## [What is asked]
Write out the material exactly, without any of its pictures.

* BEGIN *

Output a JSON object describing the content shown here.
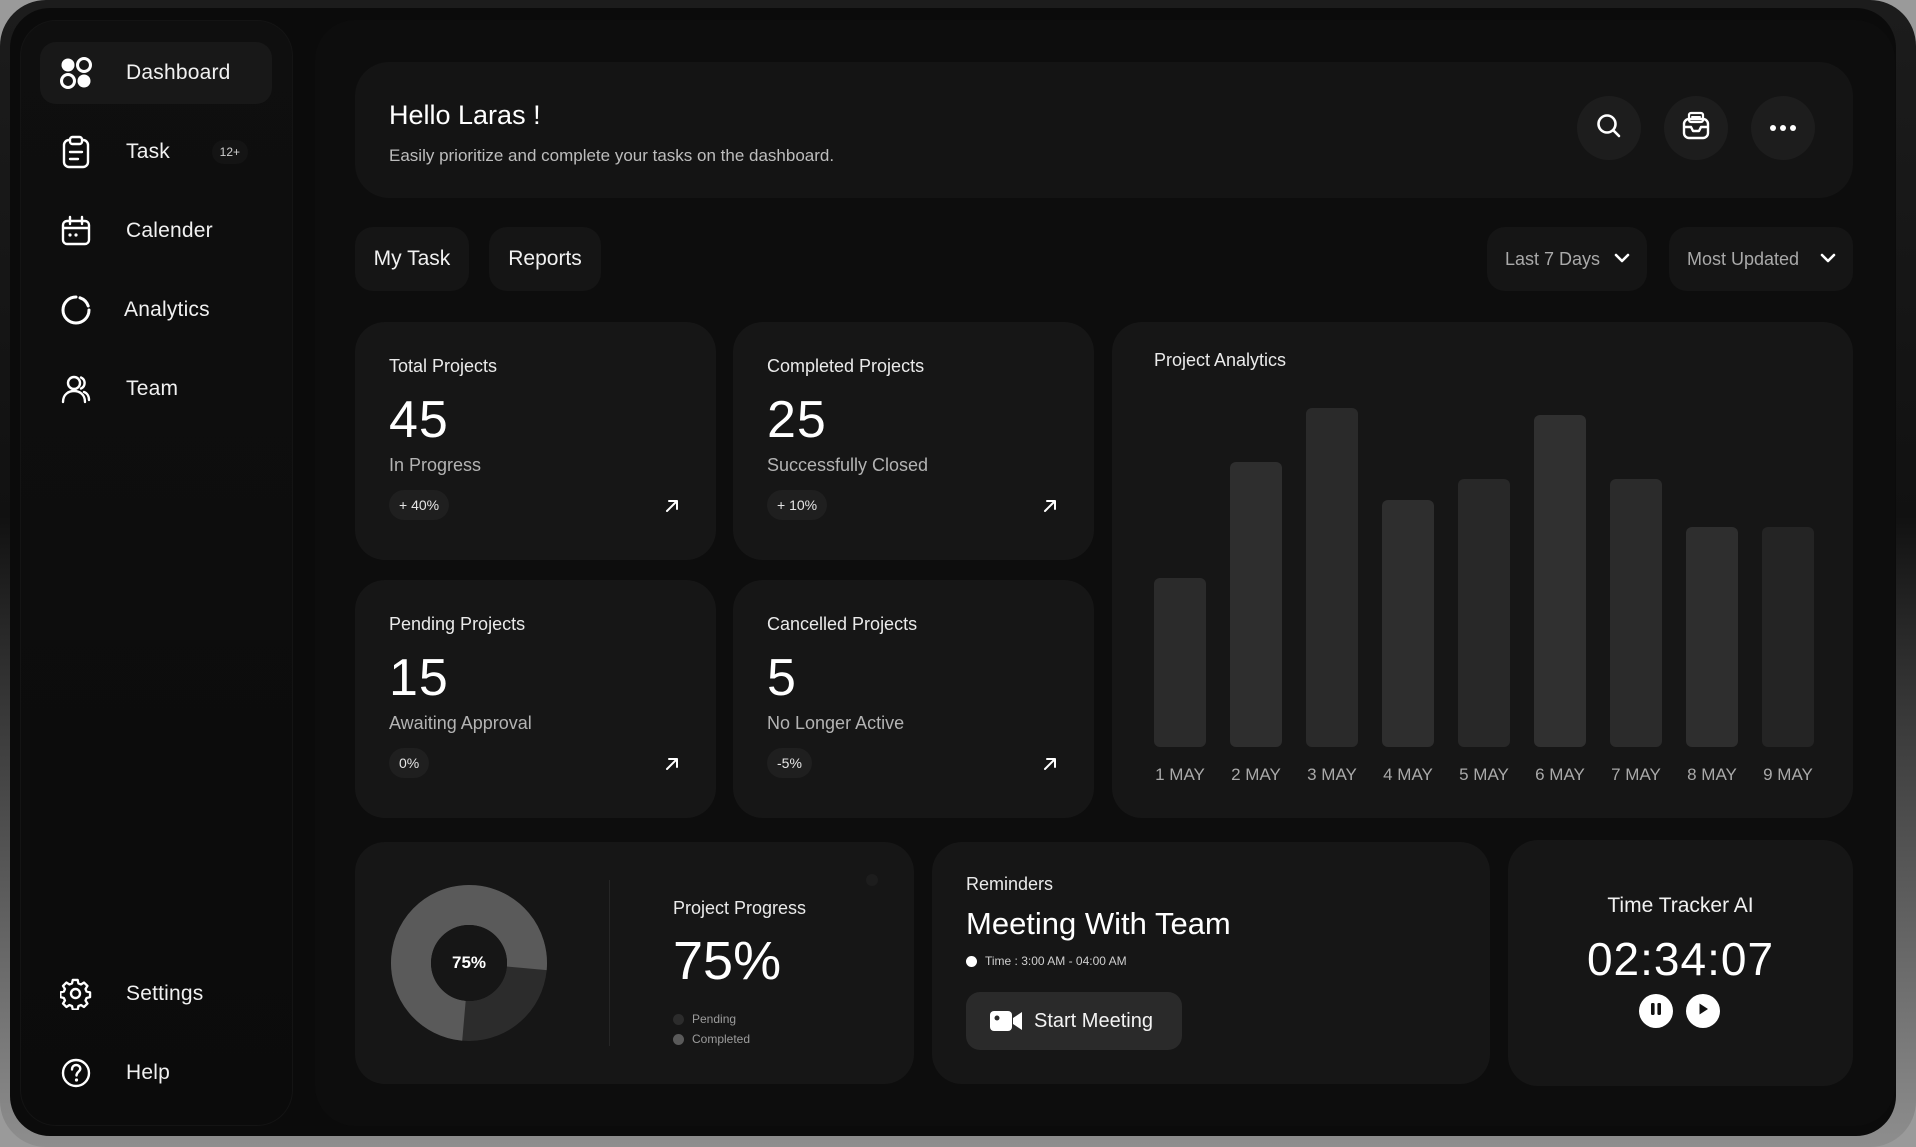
{
  "sidebar": {
    "items": [
      {
        "label": "Dashboard",
        "icon": "dashboard-icon"
      },
      {
        "label": "Task",
        "icon": "clipboard-icon",
        "badge": "12+"
      },
      {
        "label": "Calender",
        "icon": "calendar-icon"
      },
      {
        "label": "Analytics",
        "icon": "analytics-icon"
      },
      {
        "label": "Team",
        "icon": "team-icon"
      }
    ],
    "bottom": [
      {
        "label": "Settings",
        "icon": "gear-icon"
      },
      {
        "label": "Help",
        "icon": "help-icon"
      }
    ]
  },
  "header": {
    "title": "Hello Laras !",
    "subtitle": "Easily prioritize and complete your tasks on the dashboard."
  },
  "tabs": [
    "My Task",
    "Reports"
  ],
  "filters": {
    "range": "Last 7 Days",
    "sort": "Most Updated"
  },
  "stats": [
    {
      "title": "Total Projects",
      "value": "45",
      "sub": "In Progress",
      "change": "+ 40%"
    },
    {
      "title": "Completed Projects",
      "value": "25",
      "sub": "Successfully Closed",
      "change": "+ 10%"
    },
    {
      "title": "Pending Projects",
      "value": "15",
      "sub": "Awaiting Approval",
      "change": "0%"
    },
    {
      "title": "Cancelled Projects",
      "value": "5",
      "sub": "No Longer Active",
      "change": "-5%"
    }
  ],
  "chart_data": {
    "type": "bar",
    "title": "Project Analytics",
    "categories": [
      "1 MAY",
      "2 MAY",
      "3 MAY",
      "4 MAY",
      "5 MAY",
      "6 MAY",
      "7 MAY",
      "8 MAY",
      "9 MAY"
    ],
    "values": [
      50,
      84,
      100,
      73,
      79,
      98,
      79,
      65,
      65
    ],
    "ylim": [
      0,
      100
    ],
    "grid": false,
    "colors": [
      "#2b2b2b",
      "#2e2e2e",
      "#2a2a2a",
      "#2e2e2e",
      "#282828",
      "#303030",
      "#2b2b2b",
      "#2e2e2e",
      "#242424"
    ]
  },
  "progress": {
    "title": "Project Progress",
    "value": "75%",
    "donut_label": "75%",
    "completed_fraction": 0.75,
    "legend": [
      {
        "label": "Pending",
        "color": "#2c2c2c"
      },
      {
        "label": "Completed",
        "color": "#5a5a5a"
      }
    ]
  },
  "reminder": {
    "title": "Reminders",
    "event": "Meeting With Team",
    "time": "Time : 3:00 AM - 04:00 AM",
    "button": "Start Meeting"
  },
  "tracker": {
    "title": "Time Tracker AI",
    "time": "02:34:07"
  }
}
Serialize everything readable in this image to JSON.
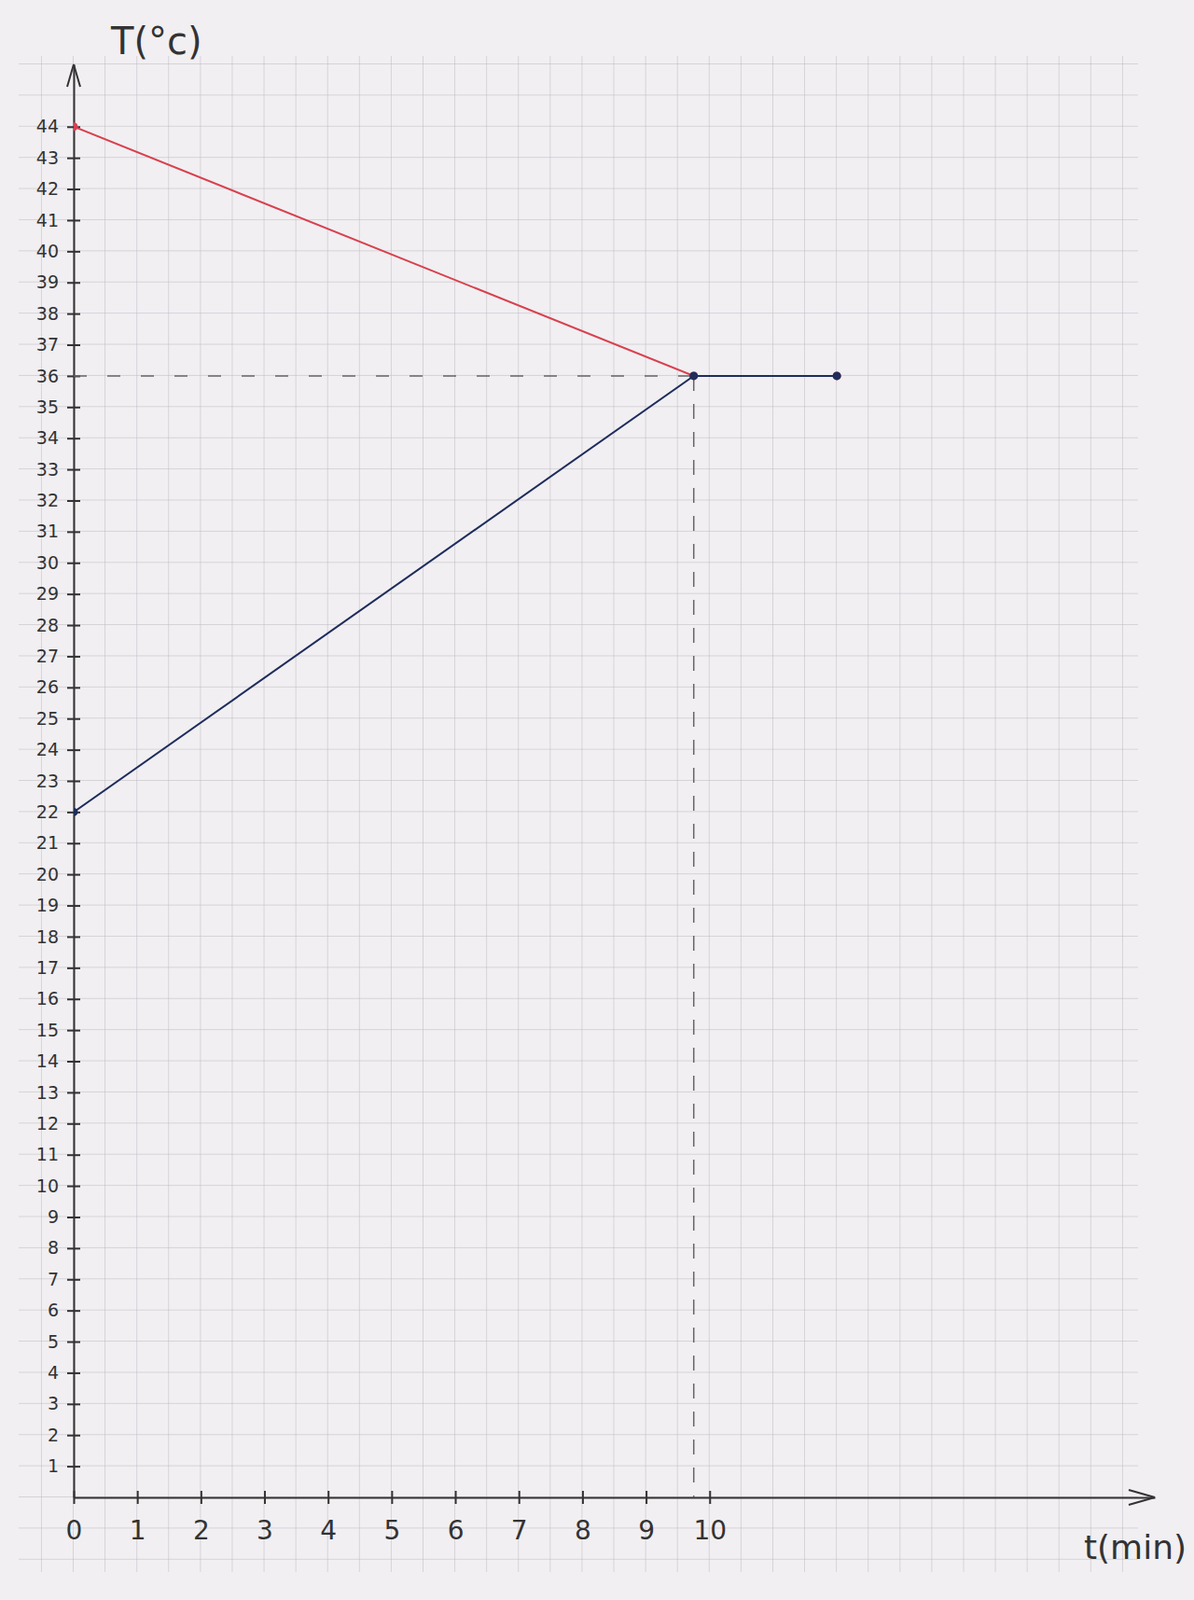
{
  "chart_data": {
    "type": "line",
    "x_label": "t(min)",
    "y_label": "T(°c)",
    "x": [
      0,
      9.75,
      12
    ],
    "series": [
      {
        "color": "#d8414f",
        "values": [
          44,
          36,
          36
        ],
        "marker": "circle",
        "line_style": "solid"
      },
      {
        "color": "#1f2d5c",
        "values": [
          22,
          36,
          36
        ],
        "marker": "circle",
        "line_style": "solid"
      }
    ],
    "xlim": [
      0,
      17
    ],
    "ylim": [
      0,
      46
    ],
    "xticks": [
      0,
      1,
      2,
      3,
      4,
      5,
      6,
      7,
      8,
      9,
      10
    ],
    "yticks": [
      1,
      2,
      3,
      4,
      5,
      6,
      7,
      8,
      9,
      10,
      11,
      12,
      13,
      14,
      15,
      16,
      17,
      18,
      19,
      20,
      21,
      22,
      23,
      24,
      25,
      26,
      27,
      28,
      29,
      30,
      31,
      32,
      33,
      34,
      35,
      36,
      37,
      38,
      39,
      40,
      41,
      42,
      43,
      44
    ]
  }
}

* END *

## [Response to this exercise]
Output a JSON object describing the content shown here.
{
  "sidebar": {
    "items": [
      {
        "label": "Dashboard",
        "icon": "dashboard-icon"
      },
      {
        "label": "Task",
        "icon": "clipboard-icon",
        "badge": "12+"
      },
      {
        "label": "Calender",
        "icon": "calendar-icon"
      },
      {
        "label": "Analytics",
        "icon": "analytics-icon"
      },
      {
        "label": "Team",
        "icon": "team-icon"
      }
    ],
    "bottom": [
      {
        "label": "Settings",
        "icon": "gear-icon"
      },
      {
        "label": "Help",
        "icon": "help-icon"
      }
    ]
  },
  "header": {
    "title": "Hello Laras !",
    "subtitle": "Easily prioritize and complete your tasks on the dashboard."
  },
  "tabs": [
    "My Task",
    "Reports"
  ],
  "filters": {
    "range": "Last 7 Days",
    "sort": "Most Updated"
  },
  "stats": [
    {
      "title": "Total Projects",
      "value": "45",
      "sub": "In Progress",
      "change": "+ 40%"
    },
    {
      "title": "Completed Projects",
      "value": "25",
      "sub": "Successfully Closed",
      "change": "+ 10%"
    },
    {
      "title": "Pending Projects",
      "value": "15",
      "sub": "Awaiting Approval",
      "change": "0%"
    },
    {
      "title": "Cancelled Projects",
      "value": "5",
      "sub": "No Longer Active",
      "change": "-5%"
    }
  ],
  "chart_data": {
    "type": "bar",
    "title": "Project Analytics",
    "categories": [
      "1 MAY",
      "2 MAY",
      "3 MAY",
      "4 MAY",
      "5 MAY",
      "6 MAY",
      "7 MAY",
      "8 MAY",
      "9 MAY"
    ],
    "values": [
      50,
      84,
      100,
      73,
      79,
      98,
      79,
      65,
      65
    ],
    "ylim": [
      0,
      100
    ],
    "grid": false,
    "colors": [
      "#2b2b2b",
      "#2e2e2e",
      "#2a2a2a",
      "#2e2e2e",
      "#282828",
      "#303030",
      "#2b2b2b",
      "#2e2e2e",
      "#242424"
    ]
  },
  "progress": {
    "title": "Project Progress",
    "value": "75%",
    "donut_label": "75%",
    "completed_fraction": 0.75,
    "legend": [
      {
        "label": "Pending",
        "color": "#2c2c2c"
      },
      {
        "label": "Completed",
        "color": "#5a5a5a"
      }
    ]
  },
  "reminder": {
    "title": "Reminders",
    "event": "Meeting With Team",
    "time": "Time : 3:00 AM - 04:00 AM",
    "button": "Start Meeting"
  },
  "tracker": {
    "title": "Time Tracker AI",
    "time": "02:34:07"
  }
}
Serialize everything readable in this image to JSON.
{
  "chart_data": {
    "type": "line",
    "x_label": "t(min)",
    "y_label": "T(°c)",
    "x": [
      0,
      9.75,
      12
    ],
    "series": [
      {
        "color": "#d8414f",
        "values": [
          44,
          36,
          36
        ],
        "marker": "circle",
        "line_style": "solid"
      },
      {
        "color": "#1f2d5c",
        "values": [
          22,
          36,
          36
        ],
        "marker": "circle",
        "line_style": "solid"
      }
    ],
    "xlim": [
      0,
      17
    ],
    "ylim": [
      0,
      46
    ],
    "xticks": [
      0,
      1,
      2,
      3,
      4,
      5,
      6,
      7,
      8,
      9,
      10
    ],
    "yticks": [
      1,
      2,
      3,
      4,
      5,
      6,
      7,
      8,
      9,
      10,
      11,
      12,
      13,
      14,
      15,
      16,
      17,
      18,
      19,
      20,
      21,
      22,
      23,
      24,
      25,
      26,
      27,
      28,
      29,
      30,
      31,
      32,
      33,
      34,
      35,
      36,
      37,
      38,
      39,
      40,
      41,
      42,
      43,
      44
    ]
  }
}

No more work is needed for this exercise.